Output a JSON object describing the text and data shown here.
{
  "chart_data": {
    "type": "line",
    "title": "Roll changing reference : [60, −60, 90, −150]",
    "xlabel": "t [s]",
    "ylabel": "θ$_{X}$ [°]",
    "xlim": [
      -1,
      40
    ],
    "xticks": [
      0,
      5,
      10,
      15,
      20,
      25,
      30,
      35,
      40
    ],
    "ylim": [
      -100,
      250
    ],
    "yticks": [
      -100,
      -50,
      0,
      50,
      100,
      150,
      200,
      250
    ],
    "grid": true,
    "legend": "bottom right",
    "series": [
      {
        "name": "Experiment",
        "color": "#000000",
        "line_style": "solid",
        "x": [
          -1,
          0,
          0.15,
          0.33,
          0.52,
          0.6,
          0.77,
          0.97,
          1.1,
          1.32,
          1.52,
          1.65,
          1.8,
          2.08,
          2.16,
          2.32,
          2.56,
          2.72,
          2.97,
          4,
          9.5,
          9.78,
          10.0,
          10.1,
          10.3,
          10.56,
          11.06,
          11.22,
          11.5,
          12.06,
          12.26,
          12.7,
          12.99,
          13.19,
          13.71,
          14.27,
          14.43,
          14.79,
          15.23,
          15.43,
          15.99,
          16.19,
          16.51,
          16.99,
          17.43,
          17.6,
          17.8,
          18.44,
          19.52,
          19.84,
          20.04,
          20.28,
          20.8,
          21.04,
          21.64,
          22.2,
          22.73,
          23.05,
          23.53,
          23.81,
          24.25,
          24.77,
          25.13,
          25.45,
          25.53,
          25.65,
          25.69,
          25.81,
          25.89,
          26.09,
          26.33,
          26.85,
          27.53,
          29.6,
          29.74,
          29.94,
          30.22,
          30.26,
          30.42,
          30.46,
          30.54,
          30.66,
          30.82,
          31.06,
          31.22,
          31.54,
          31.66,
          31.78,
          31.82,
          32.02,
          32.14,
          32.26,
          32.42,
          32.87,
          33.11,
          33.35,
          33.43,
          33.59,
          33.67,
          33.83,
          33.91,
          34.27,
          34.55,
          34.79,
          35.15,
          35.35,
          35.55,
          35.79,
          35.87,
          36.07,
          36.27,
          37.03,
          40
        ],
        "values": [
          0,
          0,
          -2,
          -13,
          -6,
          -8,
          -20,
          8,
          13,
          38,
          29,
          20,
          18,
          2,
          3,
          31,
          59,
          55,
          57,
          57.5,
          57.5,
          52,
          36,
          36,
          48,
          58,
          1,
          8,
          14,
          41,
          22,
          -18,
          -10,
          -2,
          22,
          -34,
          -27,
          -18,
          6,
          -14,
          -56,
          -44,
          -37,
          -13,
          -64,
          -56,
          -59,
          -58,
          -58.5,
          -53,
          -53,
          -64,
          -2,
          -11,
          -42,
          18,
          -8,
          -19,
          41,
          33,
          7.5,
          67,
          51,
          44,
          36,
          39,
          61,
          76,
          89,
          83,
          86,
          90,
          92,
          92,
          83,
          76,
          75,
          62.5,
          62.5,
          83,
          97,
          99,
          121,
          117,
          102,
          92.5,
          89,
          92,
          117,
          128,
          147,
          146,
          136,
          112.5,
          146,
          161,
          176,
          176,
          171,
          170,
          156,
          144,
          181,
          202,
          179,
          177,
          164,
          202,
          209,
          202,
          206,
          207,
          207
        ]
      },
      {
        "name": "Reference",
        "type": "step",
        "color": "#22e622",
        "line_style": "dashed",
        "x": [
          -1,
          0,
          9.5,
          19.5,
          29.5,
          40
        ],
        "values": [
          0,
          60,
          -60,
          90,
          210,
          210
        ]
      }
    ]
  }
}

**Instructions for the task**
Return all of the data exactly as it reads.

**Task response**
Output a JSON object describing the text and data shown here.
{
  "chart_data": {
    "type": "line",
    "title": "Roll changing reference : [60, −60, 90, −150]",
    "xlabel": "t [s]",
    "ylabel": "θ$_{X}$ [°]",
    "xlim": [
      -1,
      40
    ],
    "xticks": [
      0,
      5,
      10,
      15,
      20,
      25,
      30,
      35,
      40
    ],
    "ylim": [
      -100,
      250
    ],
    "yticks": [
      -100,
      -50,
      0,
      50,
      100,
      150,
      200,
      250
    ],
    "grid": true,
    "legend": "bottom right",
    "series": [
      {
        "name": "Experiment",
        "color": "#000000",
        "line_style": "solid",
        "x": [
          -1,
          0,
          0.15,
          0.33,
          0.52,
          0.6,
          0.77,
          0.97,
          1.1,
          1.32,
          1.52,
          1.65,
          1.8,
          2.08,
          2.16,
          2.32,
          2.56,
          2.72,
          2.97,
          4,
          9.5,
          9.78,
          10.0,
          10.1,
          10.3,
          10.56,
          11.06,
          11.22,
          11.5,
          12.06,
          12.26,
          12.7,
          12.99,
          13.19,
          13.71,
          14.27,
          14.43,
          14.79,
          15.23,
          15.43,
          15.99,
          16.19,
          16.51,
          16.99,
          17.43,
          17.6,
          17.8,
          18.44,
          19.52,
          19.84,
          20.04,
          20.28,
          20.8,
          21.04,
          21.64,
          22.2,
          22.73,
          23.05,
          23.53,
          23.81,
          24.25,
          24.77,
          25.13,
          25.45,
          25.53,
          25.65,
          25.69,
          25.81,
          25.89,
          26.09,
          26.33,
          26.85,
          27.53,
          29.6,
          29.74,
          29.94,
          30.22,
          30.26,
          30.42,
          30.46,
          30.54,
          30.66,
          30.82,
          31.06,
          31.22,
          31.54,
          31.66,
          31.78,
          31.82,
          32.02,
          32.14,
          32.26,
          32.42,
          32.87,
          33.11,
          33.35,
          33.43,
          33.59,
          33.67,
          33.83,
          33.91,
          34.27,
          34.55,
          34.79,
          35.15,
          35.35,
          35.55,
          35.79,
          35.87,
          36.07,
          36.27,
          37.03,
          40
        ],
        "values": [
          0,
          0,
          -2,
          -13,
          -6,
          -8,
          -20,
          8,
          13,
          38,
          29,
          20,
          18,
          2,
          3,
          31,
          59,
          55,
          57,
          57.5,
          57.5,
          52,
          36,
          36,
          48,
          58,
          1,
          8,
          14,
          41,
          22,
          -18,
          -10,
          -2,
          22,
          -34,
          -27,
          -18,
          6,
          -14,
          -56,
          -44,
          -37,
          -13,
          -64,
          -56,
          -59,
          -58,
          -58.5,
          -53,
          -53,
          -64,
          -2,
          -11,
          -42,
          18,
          -8,
          -19,
          41,
          33,
          7.5,
          67,
          51,
          44,
          36,
          39,
          61,
          76,
          89,
          83,
          86,
          90,
          92,
          92,
          83,
          76,
          75,
          62.5,
          62.5,
          83,
          97,
          99,
          121,
          117,
          102,
          92.5,
          89,
          92,
          117,
          128,
          147,
          146,
          136,
          112.5,
          146,
          161,
          176,
          176,
          171,
          170,
          156,
          144,
          181,
          202,
          179,
          177,
          164,
          202,
          209,
          202,
          206,
          207,
          207
        ]
      },
      {
        "name": "Reference",
        "type": "step",
        "color": "#22e622",
        "line_style": "dashed",
        "x": [
          -1,
          0,
          9.5,
          19.5,
          29.5,
          40
        ],
        "values": [
          0,
          60,
          -60,
          90,
          210,
          210
        ]
      }
    ]
  }
}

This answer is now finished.